**Task details**
Go through the entries below and copy each line containing the word "midi".

[Data entries]
⟨
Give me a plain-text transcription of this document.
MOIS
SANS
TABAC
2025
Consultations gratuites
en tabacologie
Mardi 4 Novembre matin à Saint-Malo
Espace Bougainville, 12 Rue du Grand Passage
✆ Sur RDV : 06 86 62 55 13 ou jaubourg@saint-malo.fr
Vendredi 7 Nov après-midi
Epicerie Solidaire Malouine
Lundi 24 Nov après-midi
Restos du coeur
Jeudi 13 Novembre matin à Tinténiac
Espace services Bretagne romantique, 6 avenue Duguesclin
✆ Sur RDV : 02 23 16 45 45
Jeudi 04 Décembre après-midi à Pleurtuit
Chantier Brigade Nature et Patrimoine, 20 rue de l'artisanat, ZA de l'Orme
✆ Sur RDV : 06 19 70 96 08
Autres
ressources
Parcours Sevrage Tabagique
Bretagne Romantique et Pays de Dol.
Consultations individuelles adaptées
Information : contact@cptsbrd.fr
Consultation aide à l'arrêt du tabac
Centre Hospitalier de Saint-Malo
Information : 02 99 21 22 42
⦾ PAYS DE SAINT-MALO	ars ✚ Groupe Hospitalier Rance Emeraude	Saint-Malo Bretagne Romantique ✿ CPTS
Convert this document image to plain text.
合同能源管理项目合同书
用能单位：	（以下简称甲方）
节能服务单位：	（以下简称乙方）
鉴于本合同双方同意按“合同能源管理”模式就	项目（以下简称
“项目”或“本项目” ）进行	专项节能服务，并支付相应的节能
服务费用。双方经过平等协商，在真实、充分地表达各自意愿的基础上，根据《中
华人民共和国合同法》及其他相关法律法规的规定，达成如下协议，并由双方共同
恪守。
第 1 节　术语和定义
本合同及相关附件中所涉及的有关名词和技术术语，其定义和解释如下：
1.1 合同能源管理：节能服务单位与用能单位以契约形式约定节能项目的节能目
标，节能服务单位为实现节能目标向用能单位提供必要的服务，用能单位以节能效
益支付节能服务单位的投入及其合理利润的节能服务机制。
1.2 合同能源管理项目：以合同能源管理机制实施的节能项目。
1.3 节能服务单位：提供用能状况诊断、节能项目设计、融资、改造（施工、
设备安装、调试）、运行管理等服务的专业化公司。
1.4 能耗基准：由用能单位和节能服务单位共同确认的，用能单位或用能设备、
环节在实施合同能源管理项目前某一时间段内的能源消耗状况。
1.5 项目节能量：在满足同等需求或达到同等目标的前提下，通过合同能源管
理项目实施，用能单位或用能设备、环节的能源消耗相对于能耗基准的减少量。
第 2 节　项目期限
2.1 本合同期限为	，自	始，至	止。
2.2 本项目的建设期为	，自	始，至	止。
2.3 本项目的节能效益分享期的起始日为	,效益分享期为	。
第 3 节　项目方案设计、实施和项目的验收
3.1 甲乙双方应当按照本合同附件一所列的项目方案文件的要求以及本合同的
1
⟩
**Response to this task**
Vendredi 7 Nov après-midi
Lundi 24 Nov après-midi
Jeudi 04 Décembre après-midi à Pleurtuit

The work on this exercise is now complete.